(AIM OF THE EXERCISE)
Answer with a single number, the count of lines holding the word "equipment".
= = = =
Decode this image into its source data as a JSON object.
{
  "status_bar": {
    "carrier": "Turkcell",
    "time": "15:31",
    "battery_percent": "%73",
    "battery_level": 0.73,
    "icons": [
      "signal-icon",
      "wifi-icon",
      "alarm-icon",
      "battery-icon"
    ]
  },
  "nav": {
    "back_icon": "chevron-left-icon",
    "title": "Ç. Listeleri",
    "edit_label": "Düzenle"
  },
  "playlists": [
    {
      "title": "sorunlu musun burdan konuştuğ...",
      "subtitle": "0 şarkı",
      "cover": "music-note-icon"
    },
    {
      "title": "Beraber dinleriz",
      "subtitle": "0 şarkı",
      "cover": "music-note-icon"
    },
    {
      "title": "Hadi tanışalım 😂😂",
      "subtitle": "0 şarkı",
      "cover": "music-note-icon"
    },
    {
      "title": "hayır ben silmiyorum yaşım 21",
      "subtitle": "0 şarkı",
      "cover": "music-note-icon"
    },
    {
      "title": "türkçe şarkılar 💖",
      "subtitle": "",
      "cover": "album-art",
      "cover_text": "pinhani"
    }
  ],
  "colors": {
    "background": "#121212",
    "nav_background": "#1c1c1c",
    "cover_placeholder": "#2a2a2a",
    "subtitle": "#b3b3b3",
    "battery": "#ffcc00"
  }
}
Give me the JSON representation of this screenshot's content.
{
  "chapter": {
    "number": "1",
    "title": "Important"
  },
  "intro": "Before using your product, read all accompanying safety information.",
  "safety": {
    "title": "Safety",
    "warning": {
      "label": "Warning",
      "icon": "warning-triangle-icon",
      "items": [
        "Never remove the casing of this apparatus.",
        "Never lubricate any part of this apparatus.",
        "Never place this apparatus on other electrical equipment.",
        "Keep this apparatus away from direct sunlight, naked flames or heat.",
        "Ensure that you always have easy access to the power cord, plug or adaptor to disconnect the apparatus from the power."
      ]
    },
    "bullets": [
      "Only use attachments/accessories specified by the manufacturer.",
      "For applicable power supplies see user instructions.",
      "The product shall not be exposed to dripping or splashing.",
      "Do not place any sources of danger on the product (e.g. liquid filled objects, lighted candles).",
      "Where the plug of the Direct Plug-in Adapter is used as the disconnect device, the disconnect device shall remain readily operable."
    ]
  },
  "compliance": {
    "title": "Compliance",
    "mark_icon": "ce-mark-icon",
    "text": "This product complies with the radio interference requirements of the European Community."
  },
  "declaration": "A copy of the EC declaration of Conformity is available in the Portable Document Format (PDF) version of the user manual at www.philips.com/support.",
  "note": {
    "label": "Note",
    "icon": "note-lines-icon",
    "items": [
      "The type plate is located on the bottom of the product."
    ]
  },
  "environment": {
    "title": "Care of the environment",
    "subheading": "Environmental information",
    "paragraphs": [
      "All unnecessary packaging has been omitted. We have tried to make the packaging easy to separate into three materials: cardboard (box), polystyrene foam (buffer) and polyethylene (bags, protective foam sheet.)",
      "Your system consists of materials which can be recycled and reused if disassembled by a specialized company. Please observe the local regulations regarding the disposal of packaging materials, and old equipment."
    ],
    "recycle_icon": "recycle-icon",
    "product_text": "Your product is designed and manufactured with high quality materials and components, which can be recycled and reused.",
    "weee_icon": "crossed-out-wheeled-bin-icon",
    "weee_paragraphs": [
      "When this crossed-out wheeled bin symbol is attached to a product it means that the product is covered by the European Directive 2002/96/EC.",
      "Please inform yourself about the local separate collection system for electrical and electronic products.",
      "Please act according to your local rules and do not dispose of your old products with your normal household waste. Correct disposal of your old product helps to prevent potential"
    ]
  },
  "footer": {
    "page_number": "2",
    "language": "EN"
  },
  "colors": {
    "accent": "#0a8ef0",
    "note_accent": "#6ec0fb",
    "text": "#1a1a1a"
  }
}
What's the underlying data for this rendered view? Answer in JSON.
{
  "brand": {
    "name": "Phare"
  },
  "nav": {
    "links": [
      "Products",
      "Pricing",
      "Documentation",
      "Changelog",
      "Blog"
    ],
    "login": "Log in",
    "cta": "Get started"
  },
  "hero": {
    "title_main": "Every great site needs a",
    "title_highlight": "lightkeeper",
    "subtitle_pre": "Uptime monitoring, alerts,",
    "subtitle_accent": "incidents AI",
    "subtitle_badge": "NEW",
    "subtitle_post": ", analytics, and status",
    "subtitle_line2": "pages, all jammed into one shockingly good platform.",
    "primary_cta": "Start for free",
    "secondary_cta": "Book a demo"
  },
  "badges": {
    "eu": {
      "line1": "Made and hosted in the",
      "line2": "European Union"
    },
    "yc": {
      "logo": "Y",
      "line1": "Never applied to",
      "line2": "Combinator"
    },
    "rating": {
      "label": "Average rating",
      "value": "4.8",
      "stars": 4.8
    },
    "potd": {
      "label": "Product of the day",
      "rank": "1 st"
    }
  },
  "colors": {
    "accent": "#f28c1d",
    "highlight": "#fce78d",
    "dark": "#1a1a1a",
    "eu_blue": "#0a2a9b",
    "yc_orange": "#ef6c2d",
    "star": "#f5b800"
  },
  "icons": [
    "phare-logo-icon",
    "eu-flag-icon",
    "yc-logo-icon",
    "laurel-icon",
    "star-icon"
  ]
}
= = = =
(TASK SOLUTION)
2